Dataset items:
○ ○ ○ ○
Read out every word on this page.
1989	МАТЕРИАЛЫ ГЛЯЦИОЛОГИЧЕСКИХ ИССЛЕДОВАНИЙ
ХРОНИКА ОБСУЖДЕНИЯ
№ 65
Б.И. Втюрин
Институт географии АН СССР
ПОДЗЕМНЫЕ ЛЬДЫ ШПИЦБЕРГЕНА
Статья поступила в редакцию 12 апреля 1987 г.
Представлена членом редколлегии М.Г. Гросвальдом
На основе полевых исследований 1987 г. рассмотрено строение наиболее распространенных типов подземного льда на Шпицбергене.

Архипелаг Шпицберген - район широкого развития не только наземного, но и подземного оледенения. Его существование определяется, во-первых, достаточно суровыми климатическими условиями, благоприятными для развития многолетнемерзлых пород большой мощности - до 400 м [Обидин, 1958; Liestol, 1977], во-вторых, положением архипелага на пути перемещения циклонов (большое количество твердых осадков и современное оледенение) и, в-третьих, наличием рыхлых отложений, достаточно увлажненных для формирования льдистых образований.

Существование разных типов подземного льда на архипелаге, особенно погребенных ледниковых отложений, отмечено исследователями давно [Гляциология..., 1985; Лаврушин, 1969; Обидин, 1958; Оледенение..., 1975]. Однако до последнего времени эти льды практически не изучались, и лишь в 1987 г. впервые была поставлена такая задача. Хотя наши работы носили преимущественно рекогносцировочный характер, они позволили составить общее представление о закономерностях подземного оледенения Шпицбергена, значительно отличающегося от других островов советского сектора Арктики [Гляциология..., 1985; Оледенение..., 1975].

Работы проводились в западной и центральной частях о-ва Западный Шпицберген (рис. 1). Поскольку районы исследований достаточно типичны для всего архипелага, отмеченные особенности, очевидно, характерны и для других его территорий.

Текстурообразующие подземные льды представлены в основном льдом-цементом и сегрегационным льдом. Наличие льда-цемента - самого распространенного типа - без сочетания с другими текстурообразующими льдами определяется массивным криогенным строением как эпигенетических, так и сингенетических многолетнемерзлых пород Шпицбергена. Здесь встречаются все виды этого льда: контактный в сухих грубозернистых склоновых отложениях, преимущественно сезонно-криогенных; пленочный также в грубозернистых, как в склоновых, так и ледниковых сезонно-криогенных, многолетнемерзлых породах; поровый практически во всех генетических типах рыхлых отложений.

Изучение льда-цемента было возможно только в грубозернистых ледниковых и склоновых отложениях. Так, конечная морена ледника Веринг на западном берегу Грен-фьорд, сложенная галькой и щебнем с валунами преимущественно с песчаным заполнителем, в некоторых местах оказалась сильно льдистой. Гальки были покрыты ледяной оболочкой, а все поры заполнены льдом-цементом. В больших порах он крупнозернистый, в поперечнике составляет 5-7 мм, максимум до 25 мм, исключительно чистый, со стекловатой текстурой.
○ ○ ○ ○
**WORK TO COMPLETE**
Give back all the data exactly as written.

**WRITTEN REPLY**
Read out every word on this page.
1989	МАТЕРИАЛЫ ГЛЯЦИОЛОГИЧЕСКИХ ИССЛЕДОВАНИЙ
ХРОНИКА ОБСУЖДЕНИЯ
№ 65
Б.И. Втюрин
Институт географии АН СССР
ПОДЗЕМНЫЕ ЛЬДЫ ШПИЦБЕРГЕНА
Статья поступила в редакцию 12 апреля 1987 г.
Представлена членом редколлегии М.Г. Гросвальдом
На основе полевых исследований 1987 г. рассмотрено строение наиболее распространенных типов подземного льда на Шпицбергене.

Архипелаг Шпицберген - район широкого развития не только наземного, но и подземного оледенения. Его существование определяется, во-первых, достаточно суровыми климатическими условиями, благоприятными для развития многолетнемерзлых пород большой мощности - до 400 м [Обидин, 1958; Liestol, 1977], во-вторых, положением архипелага на пути перемещения циклонов (большое количество твердых осадков и современное оледенение) и, в-третьих, наличием рыхлых отложений, достаточно увлажненных для формирования льдистых образований.

Существование разных типов подземного льда на архипелаге, особенно погребенных ледниковых отложений, отмечено исследователями давно [Гляциология..., 1985; Лаврушин, 1969; Обидин, 1958; Оледенение..., 1975]. Однако до последнего времени эти льды практически не изучались, и лишь в 1987 г. впервые была поставлена такая задача. Хотя наши работы носили преимущественно рекогносцировочный характер, они позволили составить общее представление о закономерностях подземного оледенения Шпицбергена, значительно отличающегося от других островов советского сектора Арктики [Гляциология..., 1985; Оледенение..., 1975].

Работы проводились в западной и центральной частях о-ва Западный Шпицберген (рис. 1). Поскольку районы исследований достаточно типичны для всего архипелага, отмеченные особенности, очевидно, характерны и для других его территорий.

Текстурообразующие подземные льды представлены в основном льдом-цементом и сегрегационным льдом. Наличие льда-цемента - самого распространенного типа - без сочетания с другими текстурообразующими льдами определяется массивным криогенным строением как эпигенетических, так и сингенетических многолетнемерзлых пород Шпицбергена. Здесь встречаются все виды этого льда: контактный в сухих грубозернистых склоновых отложениях, преимущественно сезонно-криогенных; пленочный также в грубозернистых, как в склоновых, так и ледниковых сезонно-криогенных, многолетнемерзлых породах; поровый практически во всех генетических типах рыхлых отложений.

Изучение льда-цемента было возможно только в грубозернистых ледниковых и склоновых отложениях. Так, конечная морена ледника Веринг на западном берегу Грен-фьорд, сложенная галькой и щебнем с валунами преимущественно с песчаным заполнителем, в некоторых местах оказалась сильно льдистой. Гальки были покрыты ледяной оболочкой, а все поры заполнены льдом-цементом. В больших порах он крупнозернистый, в поперечнике составляет 5-7 мм, максимум до 25 мм, исключительно чистый, со стекловатой текстурой.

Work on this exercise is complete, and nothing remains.